▶ **Exercise prompt**: Rewrite only the lines from the one containing "Patent image size: (357, 437)." down through the one containing "The gear 21 is at (182, 207).", changing "streamlined walls" to "smooth walls" and keeping everything else the same.

Dataset excerpt:
━━━━━━━━━━━━━━━━━━━━━━━━━━━━━━

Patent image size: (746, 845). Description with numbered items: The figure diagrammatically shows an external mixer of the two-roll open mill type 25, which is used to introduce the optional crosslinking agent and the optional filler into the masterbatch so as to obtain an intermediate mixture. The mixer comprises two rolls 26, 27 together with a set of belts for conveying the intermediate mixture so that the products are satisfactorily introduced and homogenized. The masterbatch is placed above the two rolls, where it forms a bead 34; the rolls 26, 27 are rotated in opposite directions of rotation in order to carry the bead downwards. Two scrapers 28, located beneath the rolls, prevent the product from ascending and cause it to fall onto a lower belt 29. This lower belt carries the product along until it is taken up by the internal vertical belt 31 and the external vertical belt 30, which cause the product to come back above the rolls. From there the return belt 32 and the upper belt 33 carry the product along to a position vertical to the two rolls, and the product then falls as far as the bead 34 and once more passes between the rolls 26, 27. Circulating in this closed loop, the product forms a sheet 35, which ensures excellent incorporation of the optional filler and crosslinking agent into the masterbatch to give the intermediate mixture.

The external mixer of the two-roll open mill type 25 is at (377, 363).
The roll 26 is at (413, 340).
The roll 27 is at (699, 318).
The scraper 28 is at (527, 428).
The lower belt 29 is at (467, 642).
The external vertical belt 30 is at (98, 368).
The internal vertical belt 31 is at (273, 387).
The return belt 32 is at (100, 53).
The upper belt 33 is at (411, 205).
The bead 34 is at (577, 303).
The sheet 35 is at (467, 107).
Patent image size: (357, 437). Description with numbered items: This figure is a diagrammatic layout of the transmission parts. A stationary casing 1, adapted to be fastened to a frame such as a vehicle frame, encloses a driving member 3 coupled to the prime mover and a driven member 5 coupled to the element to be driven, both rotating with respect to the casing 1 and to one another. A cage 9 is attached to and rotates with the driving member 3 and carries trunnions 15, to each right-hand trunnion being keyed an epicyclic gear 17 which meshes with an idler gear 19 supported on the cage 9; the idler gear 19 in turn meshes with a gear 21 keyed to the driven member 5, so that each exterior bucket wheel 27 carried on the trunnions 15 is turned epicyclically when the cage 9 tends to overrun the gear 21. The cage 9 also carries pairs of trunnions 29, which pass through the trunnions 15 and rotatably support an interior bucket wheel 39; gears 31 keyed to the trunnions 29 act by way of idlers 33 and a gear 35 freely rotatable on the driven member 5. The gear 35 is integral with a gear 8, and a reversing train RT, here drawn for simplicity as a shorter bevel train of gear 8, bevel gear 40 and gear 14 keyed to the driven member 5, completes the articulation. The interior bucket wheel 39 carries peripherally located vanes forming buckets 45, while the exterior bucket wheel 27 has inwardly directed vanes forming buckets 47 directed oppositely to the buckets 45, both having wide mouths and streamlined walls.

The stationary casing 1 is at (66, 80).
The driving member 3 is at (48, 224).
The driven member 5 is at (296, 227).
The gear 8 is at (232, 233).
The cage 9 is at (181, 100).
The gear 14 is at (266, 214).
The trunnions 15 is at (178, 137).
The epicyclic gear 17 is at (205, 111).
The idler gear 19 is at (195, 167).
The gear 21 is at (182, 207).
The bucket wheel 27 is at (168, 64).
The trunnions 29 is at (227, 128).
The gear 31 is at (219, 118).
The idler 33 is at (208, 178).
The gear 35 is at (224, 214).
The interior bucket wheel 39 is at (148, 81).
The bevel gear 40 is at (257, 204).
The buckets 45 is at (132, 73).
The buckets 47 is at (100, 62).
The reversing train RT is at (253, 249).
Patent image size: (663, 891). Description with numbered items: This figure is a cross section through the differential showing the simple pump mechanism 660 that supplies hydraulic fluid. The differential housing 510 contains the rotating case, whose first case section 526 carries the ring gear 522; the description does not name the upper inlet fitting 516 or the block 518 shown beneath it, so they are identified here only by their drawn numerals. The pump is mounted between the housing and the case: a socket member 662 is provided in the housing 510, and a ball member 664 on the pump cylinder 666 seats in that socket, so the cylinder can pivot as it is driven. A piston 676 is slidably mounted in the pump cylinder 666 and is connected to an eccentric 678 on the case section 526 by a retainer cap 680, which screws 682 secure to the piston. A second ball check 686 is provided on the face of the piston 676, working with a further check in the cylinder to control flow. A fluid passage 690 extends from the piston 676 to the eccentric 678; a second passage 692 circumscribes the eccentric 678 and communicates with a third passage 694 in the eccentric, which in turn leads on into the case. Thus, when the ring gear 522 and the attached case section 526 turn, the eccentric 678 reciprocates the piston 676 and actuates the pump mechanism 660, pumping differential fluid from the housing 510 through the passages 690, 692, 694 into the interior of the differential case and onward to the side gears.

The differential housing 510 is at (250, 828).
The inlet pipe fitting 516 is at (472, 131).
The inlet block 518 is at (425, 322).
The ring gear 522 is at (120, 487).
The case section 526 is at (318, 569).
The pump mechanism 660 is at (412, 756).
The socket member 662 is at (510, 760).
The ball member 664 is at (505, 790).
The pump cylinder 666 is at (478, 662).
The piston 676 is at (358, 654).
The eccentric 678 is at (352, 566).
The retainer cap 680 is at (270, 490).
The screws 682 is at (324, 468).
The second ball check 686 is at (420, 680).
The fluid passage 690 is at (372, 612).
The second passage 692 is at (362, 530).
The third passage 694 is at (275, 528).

━━━━━━━━━━━━━━━━━━━━━━━━━━━━━━

▶ **Correct answer**:
Patent image size: (357, 437). Description with numbered items: This figure is a diagrammatic layout of the transmission parts. A stationary casing 1, adapted to be fastened to a frame such as a vehicle frame, encloses a driving member 3 coupled to the prime mover and a driven member 5 coupled to the element to be driven, both rotating with respect to the casing 1 and to one another. A cage 9 is attached to and rotates with the driving member 3 and carries trunnions 15, to each right-hand trunnion being keyed an epicyclic gear 17 which meshes with an idler gear 19 supported on the cage 9; the idler gear 19 in turn meshes with a gear 21 keyed to the driven member 5, so that each exterior bucket wheel 27 carried on the trunnions 15 is turned epicyclically when the cage 9 tends to overrun the gear 21. The cage 9 also carries pairs of trunnions 29, which pass through the trunnions 15 and rotatably support an interior bucket wheel 39; gears 31 keyed to the trunnions 29 act by way of idlers 33 and a gear 35 freely rotatable on the driven member 5. The gear 35 is integral with a gear 8, and a reversing train RT, here drawn for simplicity as a shorter bevel train of gear 8, bevel gear 40 and gear 14 keyed to the driven member 5, completes the articulation. The interior bucket wheel 39 carries peripherally located vanes forming buckets 45, while the exterior bucket wheel 27 has inwardly directed vanes forming buckets 47 directed oppositely to the buckets 45, both having wide mouths and smooth walls.

The stationary casing 1 is at (66, 80).
The driving member 3 is at (48, 224).
The driven member 5 is at (296, 227).
The gear 8 is at (232, 233).
The cage 9 is at (181, 100).
The gear 14 is at (266, 214).
The trunnions 15 is at (178, 137).
The epicyclic gear 17 is at (205, 111).
The idler gear 19 is at (195, 167).
The gear 21 is at (182, 207).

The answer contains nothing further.